- **Stated goal**:
All of the data needs to be repeated exactly.

==== Task inputs

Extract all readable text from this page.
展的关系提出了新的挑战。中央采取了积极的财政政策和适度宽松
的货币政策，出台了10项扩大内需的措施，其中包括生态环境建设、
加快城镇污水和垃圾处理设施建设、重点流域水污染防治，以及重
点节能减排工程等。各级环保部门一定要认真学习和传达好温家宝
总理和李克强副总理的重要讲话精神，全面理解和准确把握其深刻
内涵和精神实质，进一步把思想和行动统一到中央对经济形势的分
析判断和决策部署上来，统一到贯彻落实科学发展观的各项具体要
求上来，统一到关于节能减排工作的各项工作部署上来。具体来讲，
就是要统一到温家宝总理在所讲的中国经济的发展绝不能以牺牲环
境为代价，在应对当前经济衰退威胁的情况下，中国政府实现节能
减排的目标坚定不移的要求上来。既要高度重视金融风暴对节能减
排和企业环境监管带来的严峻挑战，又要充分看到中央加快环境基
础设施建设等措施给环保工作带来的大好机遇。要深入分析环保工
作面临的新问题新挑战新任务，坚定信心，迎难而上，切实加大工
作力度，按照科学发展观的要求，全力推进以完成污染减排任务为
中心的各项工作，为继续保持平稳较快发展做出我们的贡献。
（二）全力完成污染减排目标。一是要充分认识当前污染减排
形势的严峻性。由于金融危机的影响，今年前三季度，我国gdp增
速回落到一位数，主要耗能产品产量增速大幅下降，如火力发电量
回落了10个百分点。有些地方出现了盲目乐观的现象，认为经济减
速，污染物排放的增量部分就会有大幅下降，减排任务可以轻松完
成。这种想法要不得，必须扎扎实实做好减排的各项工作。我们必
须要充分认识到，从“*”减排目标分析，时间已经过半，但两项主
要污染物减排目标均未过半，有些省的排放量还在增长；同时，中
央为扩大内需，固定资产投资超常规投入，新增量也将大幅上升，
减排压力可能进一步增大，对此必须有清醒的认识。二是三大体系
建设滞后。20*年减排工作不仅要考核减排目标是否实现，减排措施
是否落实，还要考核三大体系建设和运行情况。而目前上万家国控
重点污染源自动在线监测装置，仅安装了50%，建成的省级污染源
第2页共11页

========

- **Response**:
Extract all readable text from this page.
展的关系提出了新的挑战。中央采取了积极的财政政策和适度宽松
的货币政策，出台了10项扩大内需的措施，其中包括生态环境建设、
加快城镇污水和垃圾处理设施建设、重点流域水污染防治，以及重
点节能减排工程等。各级环保部门一定要认真学习和传达好温家宝
总理和李克强副总理的重要讲话精神，全面理解和准确把握其深刻
内涵和精神实质，进一步把思想和行动统一到中央对经济形势的分
析判断和决策部署上来，统一到贯彻落实科学发展观的各项具体要
求上来，统一到关于节能减排工作的各项工作部署上来。具体来讲，
就是要统一到温家宝总理在所讲的中国经济的发展绝不能以牺牲环
境为代价，在应对当前经济衰退威胁的情况下，中国政府实现节能
减排的目标坚定不移的要求上来。既要高度重视金融风暴对节能减
排和企业环境监管带来的严峻挑战，又要充分看到中央加快环境基
础设施建设等措施给环保工作带来的大好机遇。要深入分析环保工
作面临的新问题新挑战新任务，坚定信心，迎难而上，切实加大工
作力度，按照科学发展观的要求，全力推进以完成污染减排任务为
中心的各项工作，为继续保持平稳较快发展做出我们的贡献。
（二）全力完成污染减排目标。一是要充分认识当前污染减排
形势的严峻性。由于金融危机的影响，今年前三季度，我国gdp增
速回落到一位数，主要耗能产品产量增速大幅下降，如火力发电量
回落了10个百分点。有些地方出现了盲目乐观的现象，认为经济减
速，污染物排放的增量部分就会有大幅下降，减排任务可以轻松完
成。这种想法要不得，必须扎扎实实做好减排的各项工作。我们必
须要充分认识到，从“*”减排目标分析，时间已经过半，但两项主
要污染物减排目标均未过半，有些省的排放量还在增长；同时，中
央为扩大内需，固定资产投资超常规投入，新增量也将大幅上升，
减排压力可能进一步增大，对此必须有清醒的认识。二是三大体系
建设滞后。20*年减排工作不仅要考核减排目标是否实现，减排措施
是否落实，还要考核三大体系建设和运行情况。而目前上万家国控
重点污染源自动在线监测装置，仅安装了50%，建成的省级污染源
第2页共11页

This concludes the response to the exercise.